# Required work:
Without including any images, reproduce each entry exactly.
────────────────────
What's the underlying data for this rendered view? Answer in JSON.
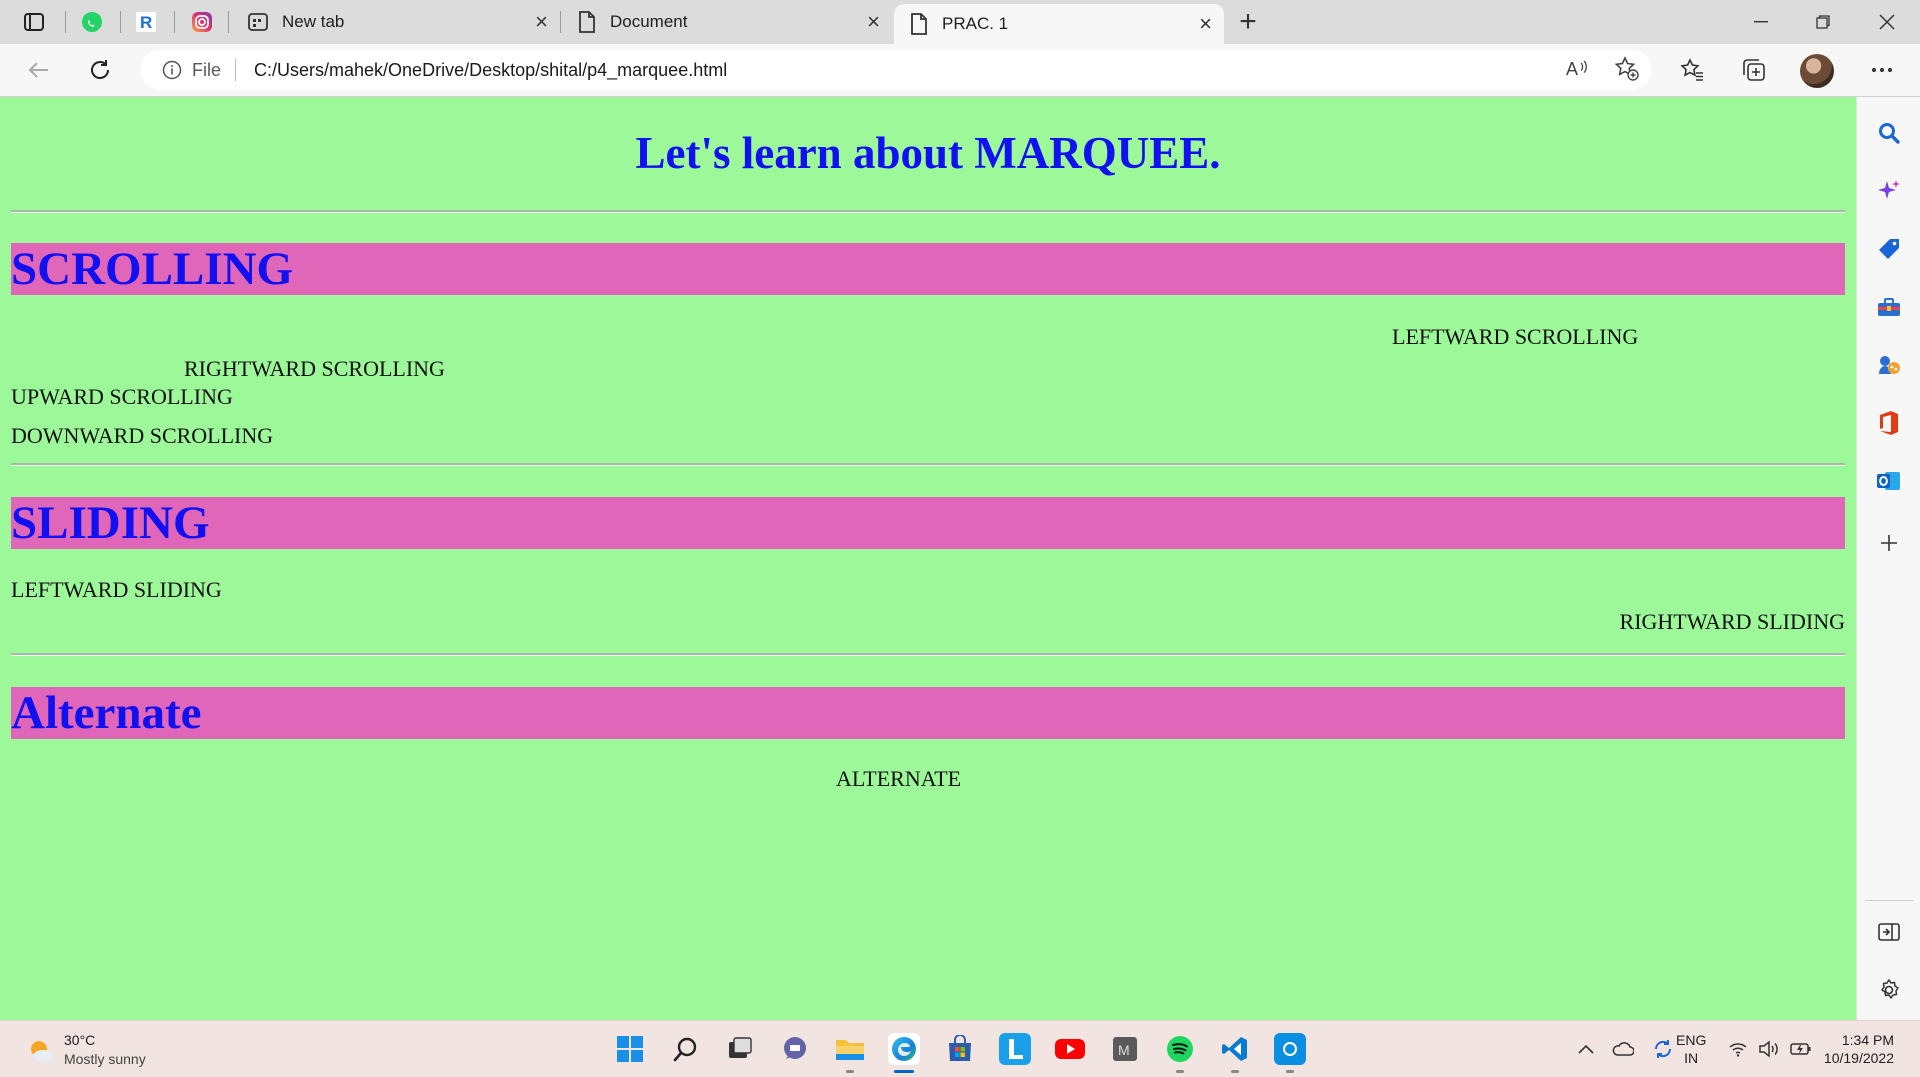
{
  "browser": {
    "tabs": [
      {
        "label": "New tab"
      },
      {
        "label": "Document"
      },
      {
        "label": "PRAC. 1"
      }
    ],
    "address": {
      "scheme_label": "File",
      "url": "C:/Users/mahek/OneDrive/Desktop/shital/p4_marquee.html"
    }
  },
  "page": {
    "title": "Let's learn about MARQUEE.",
    "sections": {
      "scrolling": {
        "heading": "SCROLLING",
        "items": {
          "leftward": "LEFTWARD SCROLLING",
          "rightward": "RIGHTWARD SCROLLING",
          "upward": "UPWARD SCROLLING",
          "downward": "DOWNWARD SCROLLING"
        }
      },
      "sliding": {
        "heading": "SLIDING",
        "items": {
          "leftward": "LEFTWARD SLIDING",
          "rightward": "RIGHTWARD SLIDING"
        }
      },
      "alternate": {
        "heading": "Alternate",
        "items": {
          "alternate": "ALTERNATE"
        }
      }
    },
    "colors": {
      "background": "#9cf898",
      "heading_band": "#df66b8",
      "heading_text": "#1010f0"
    }
  },
  "taskbar": {
    "weather": {
      "temp": "30°C",
      "condition": "Mostly sunny"
    },
    "language": {
      "lang": "ENG",
      "region": "IN"
    },
    "clock": {
      "time": "1:34 PM",
      "date": "10/19/2022"
    }
  }
}
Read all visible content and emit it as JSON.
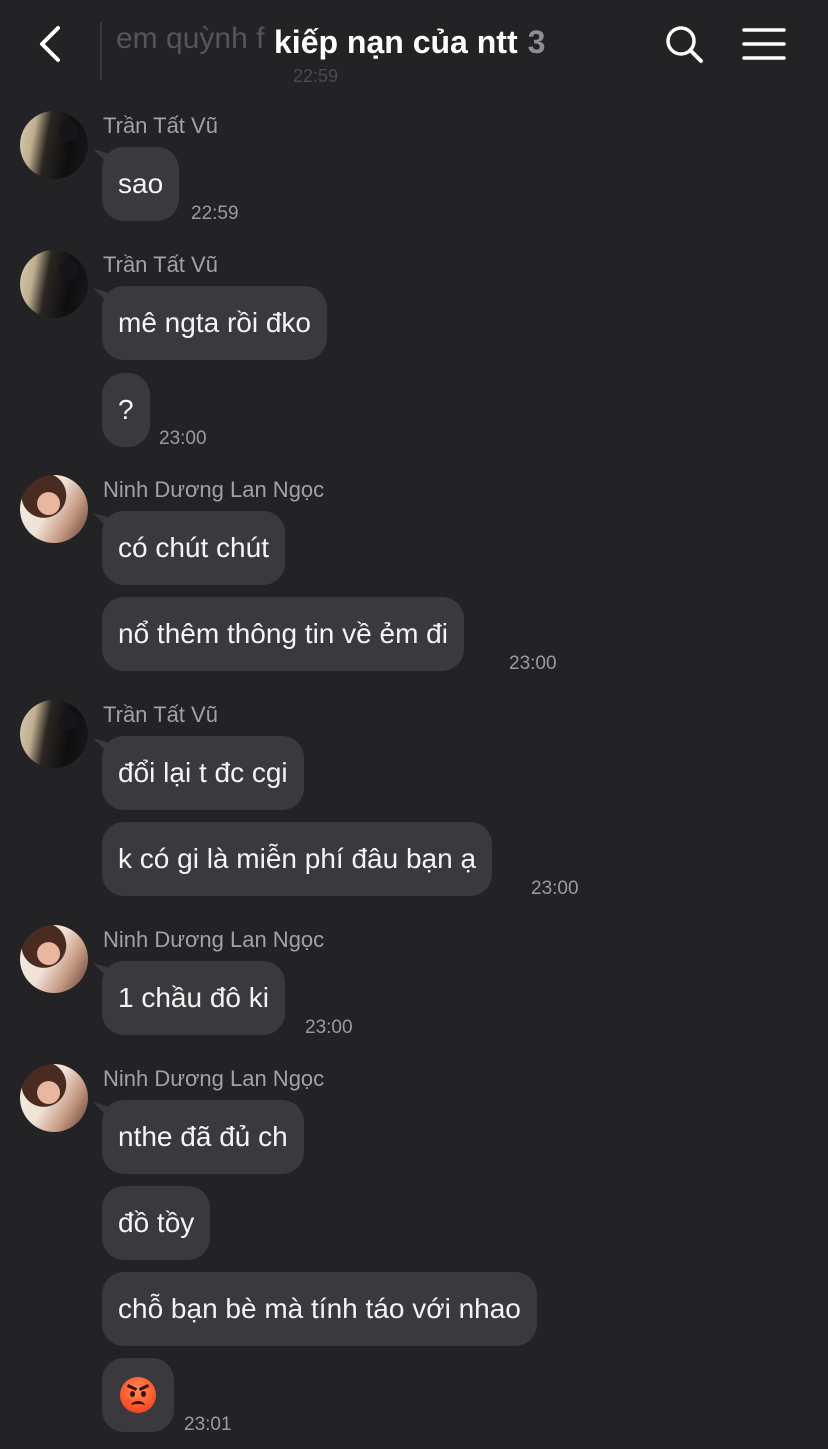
────────────────────
# Solution for this exercise:
What's the underlying data for this rendered view? Answer in JSON.
{
  "browser": {
    "tabs": [
      {
        "label": "New tab"
      },
      {
        "label": "Document"
      },
      {
        "label": "PRAC. 1"
      }
    ],
    "address": {
      "scheme_label": "File",
      "url": "C:/Users/mahek/OneDrive/Desktop/shital/p4_marquee.html"
    }
  },
  "page": {
    "title": "Let's learn about MARQUEE.",
    "sections": {
      "scrolling": {
        "heading": "SCROLLING",
        "items": {
          "leftward": "LEFTWARD SCROLLING",
          "rightward": "RIGHTWARD SCROLLING",
          "upward": "UPWARD SCROLLING",
          "downward": "DOWNWARD SCROLLING"
        }
      },
      "sliding": {
        "heading": "SLIDING",
        "items": {
          "leftward": "LEFTWARD SLIDING",
          "rightward": "RIGHTWARD SLIDING"
        }
      },
      "alternate": {
        "heading": "Alternate",
        "items": {
          "alternate": "ALTERNATE"
        }
      }
    },
    "colors": {
      "background": "#9cf898",
      "heading_band": "#df66b8",
      "heading_text": "#1010f0"
    }
  },
  "taskbar": {
    "weather": {
      "temp": "30°C",
      "condition": "Mostly sunny"
    },
    "language": {
      "lang": "ENG",
      "region": "IN"
    },
    "clock": {
      "time": "1:34 PM",
      "date": "10/19/2022"
    }
  }
}
Read all visible content and emit it as JSON.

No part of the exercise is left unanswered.